**Exercise requirements**
The records below must be duplicated exactly, character for character.

(Dataset records)
○ ○ ○ ○ ○

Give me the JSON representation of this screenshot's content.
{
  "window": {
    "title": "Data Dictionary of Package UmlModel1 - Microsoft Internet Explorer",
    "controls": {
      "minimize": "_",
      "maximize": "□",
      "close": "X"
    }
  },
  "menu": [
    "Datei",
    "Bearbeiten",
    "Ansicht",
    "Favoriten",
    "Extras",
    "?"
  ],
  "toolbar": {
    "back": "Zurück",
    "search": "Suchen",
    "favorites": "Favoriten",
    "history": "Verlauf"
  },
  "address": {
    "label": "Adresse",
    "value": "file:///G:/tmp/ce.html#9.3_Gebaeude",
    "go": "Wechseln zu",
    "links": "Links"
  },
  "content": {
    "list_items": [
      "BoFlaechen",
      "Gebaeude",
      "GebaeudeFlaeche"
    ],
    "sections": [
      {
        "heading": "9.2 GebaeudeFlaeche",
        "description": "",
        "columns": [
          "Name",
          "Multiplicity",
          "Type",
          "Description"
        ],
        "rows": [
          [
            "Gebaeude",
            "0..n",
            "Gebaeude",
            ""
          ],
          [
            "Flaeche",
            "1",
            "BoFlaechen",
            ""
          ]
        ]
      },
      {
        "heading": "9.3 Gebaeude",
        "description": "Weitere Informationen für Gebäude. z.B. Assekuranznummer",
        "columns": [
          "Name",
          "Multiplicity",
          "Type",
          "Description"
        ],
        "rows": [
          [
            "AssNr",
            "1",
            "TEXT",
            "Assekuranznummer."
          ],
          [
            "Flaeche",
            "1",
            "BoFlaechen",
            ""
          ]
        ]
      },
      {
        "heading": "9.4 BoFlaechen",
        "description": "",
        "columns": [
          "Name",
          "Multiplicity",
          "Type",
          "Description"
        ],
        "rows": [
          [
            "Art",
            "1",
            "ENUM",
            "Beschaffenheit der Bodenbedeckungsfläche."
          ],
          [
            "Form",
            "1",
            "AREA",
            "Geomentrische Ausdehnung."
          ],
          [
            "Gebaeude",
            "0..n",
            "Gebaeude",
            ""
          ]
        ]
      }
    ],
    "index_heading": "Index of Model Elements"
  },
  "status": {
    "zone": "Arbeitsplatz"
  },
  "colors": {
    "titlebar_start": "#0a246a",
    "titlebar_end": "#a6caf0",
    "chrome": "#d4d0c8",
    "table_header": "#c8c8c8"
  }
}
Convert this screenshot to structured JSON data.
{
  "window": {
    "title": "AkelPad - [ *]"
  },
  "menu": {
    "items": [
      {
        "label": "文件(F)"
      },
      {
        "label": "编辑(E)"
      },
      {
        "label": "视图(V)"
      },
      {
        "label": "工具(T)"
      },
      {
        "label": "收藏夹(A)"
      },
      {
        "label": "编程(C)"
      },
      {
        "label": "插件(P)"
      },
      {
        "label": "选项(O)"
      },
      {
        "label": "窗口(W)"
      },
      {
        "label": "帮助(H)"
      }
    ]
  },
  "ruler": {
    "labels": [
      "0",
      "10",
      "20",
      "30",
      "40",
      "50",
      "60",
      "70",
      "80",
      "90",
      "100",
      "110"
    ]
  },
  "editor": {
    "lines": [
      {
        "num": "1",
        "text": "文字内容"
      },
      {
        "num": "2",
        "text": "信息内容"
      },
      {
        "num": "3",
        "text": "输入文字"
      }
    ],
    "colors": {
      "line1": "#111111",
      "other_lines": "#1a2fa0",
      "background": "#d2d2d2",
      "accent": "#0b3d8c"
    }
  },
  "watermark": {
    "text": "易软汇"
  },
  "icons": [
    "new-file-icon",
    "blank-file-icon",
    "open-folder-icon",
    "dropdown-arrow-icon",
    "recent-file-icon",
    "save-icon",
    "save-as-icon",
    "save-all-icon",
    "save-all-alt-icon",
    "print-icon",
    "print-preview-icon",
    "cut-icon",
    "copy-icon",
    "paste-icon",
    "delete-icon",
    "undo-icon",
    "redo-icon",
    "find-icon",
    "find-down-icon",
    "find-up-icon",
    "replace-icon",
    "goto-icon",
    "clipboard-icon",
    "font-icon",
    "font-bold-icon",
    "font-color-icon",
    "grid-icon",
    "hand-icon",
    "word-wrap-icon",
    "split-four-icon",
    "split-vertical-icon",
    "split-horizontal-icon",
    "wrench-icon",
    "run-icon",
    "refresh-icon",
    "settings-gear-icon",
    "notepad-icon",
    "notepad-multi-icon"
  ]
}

○ ○ ○ ○ ○

**The reply**
Give me the JSON representation of this screenshot's content.
{
  "window": {
    "title": "Data Dictionary of Package UmlModel1 - Microsoft Internet Explorer",
    "controls": {
      "minimize": "_",
      "maximize": "□",
      "close": "X"
    }
  },
  "menu": [
    "Datei",
    "Bearbeiten",
    "Ansicht",
    "Favoriten",
    "Extras",
    "?"
  ],
  "toolbar": {
    "back": "Zurück",
    "search": "Suchen",
    "favorites": "Favoriten",
    "history": "Verlauf"
  },
  "address": {
    "label": "Adresse",
    "value": "file:///G:/tmp/ce.html#9.3_Gebaeude",
    "go": "Wechseln zu",
    "links": "Links"
  },
  "content": {
    "list_items": [
      "BoFlaechen",
      "Gebaeude",
      "GebaeudeFlaeche"
    ],
    "sections": [
      {
        "heading": "9.2 GebaeudeFlaeche",
        "description": "",
        "columns": [
          "Name",
          "Multiplicity",
          "Type",
          "Description"
        ],
        "rows": [
          [
            "Gebaeude",
            "0..n",
            "Gebaeude",
            ""
          ],
          [
            "Flaeche",
            "1",
            "BoFlaechen",
            ""
          ]
        ]
      },
      {
        "heading": "9.3 Gebaeude",
        "description": "Weitere Informationen für Gebäude. z.B. Assekuranznummer",
        "columns": [
          "Name",
          "Multiplicity",
          "Type",
          "Description"
        ],
        "rows": [
          [
            "AssNr",
            "1",
            "TEXT",
            "Assekuranznummer."
          ],
          [
            "Flaeche",
            "1",
            "BoFlaechen",
            ""
          ]
        ]
      },
      {
        "heading": "9.4 BoFlaechen",
        "description": "",
        "columns": [
          "Name",
          "Multiplicity",
          "Type",
          "Description"
        ],
        "rows": [
          [
            "Art",
            "1",
            "ENUM",
            "Beschaffenheit der Bodenbedeckungsfläche."
          ],
          [
            "Form",
            "1",
            "AREA",
            "Geomentrische Ausdehnung."
          ],
          [
            "Gebaeude",
            "0..n",
            "Gebaeude",
            ""
          ]
        ]
      }
    ],
    "index_heading": "Index of Model Elements"
  },
  "status": {
    "zone": "Arbeitsplatz"
  },
  "colors": {
    "titlebar_start": "#0a246a",
    "titlebar_end": "#a6caf0",
    "chrome": "#d4d0c8",
    "table_header": "#c8c8c8"
  }
}
Convert this screenshot to structured JSON data.
{
  "window": {
    "title": "AkelPad - [ *]"
  },
  "menu": {
    "items": [
      {
        "label": "文件(F)"
      },
      {
        "label": "编辑(E)"
      },
      {
        "label": "视图(V)"
      },
      {
        "label": "工具(T)"
      },
      {
        "label": "收藏夹(A)"
      },
      {
        "label": "编程(C)"
      },
      {
        "label": "插件(P)"
      },
      {
        "label": "选项(O)"
      },
      {
        "label": "窗口(W)"
      },
      {
        "label": "帮助(H)"
      }
    ]
  },
  "ruler": {
    "labels": [
      "0",
      "10",
      "20",
      "30",
      "40",
      "50",
      "60",
      "70",
      "80",
      "90",
      "100",
      "110"
    ]
  },
  "editor": {
    "lines": [
      {
        "num": "1",
        "text": "文字内容"
      },
      {
        "num": "2",
        "text": "信息内容"
      },
      {
        "num": "3",
        "text": "输入文字"
      }
    ],
    "colors": {
      "line1": "#111111",
      "other_lines": "#1a2fa0",
      "background": "#d2d2d2",
      "accent": "#0b3d8c"
    }
  },
  "watermark": {
    "text": "易软汇"
  },
  "icons": [
    "new-file-icon",
    "blank-file-icon",
    "open-folder-icon",
    "dropdown-arrow-icon",
    "recent-file-icon",
    "save-icon",
    "save-as-icon",
    "save-all-icon",
    "save-all-alt-icon",
    "print-icon",
    "print-preview-icon",
    "cut-icon",
    "copy-icon",
    "paste-icon",
    "delete-icon",
    "undo-icon",
    "redo-icon",
    "find-icon",
    "find-down-icon",
    "find-up-icon",
    "replace-icon",
    "goto-icon",
    "clipboard-icon",
    "font-icon",
    "font-bold-icon",
    "font-color-icon",
    "grid-icon",
    "hand-icon",
    "word-wrap-icon",
    "split-four-icon",
    "split-vertical-icon",
    "split-horizontal-icon",
    "wrench-icon",
    "run-icon",
    "refresh-icon",
    "settings-gear-icon",
    "notepad-icon",
    "notepad-multi-icon"
  ]
}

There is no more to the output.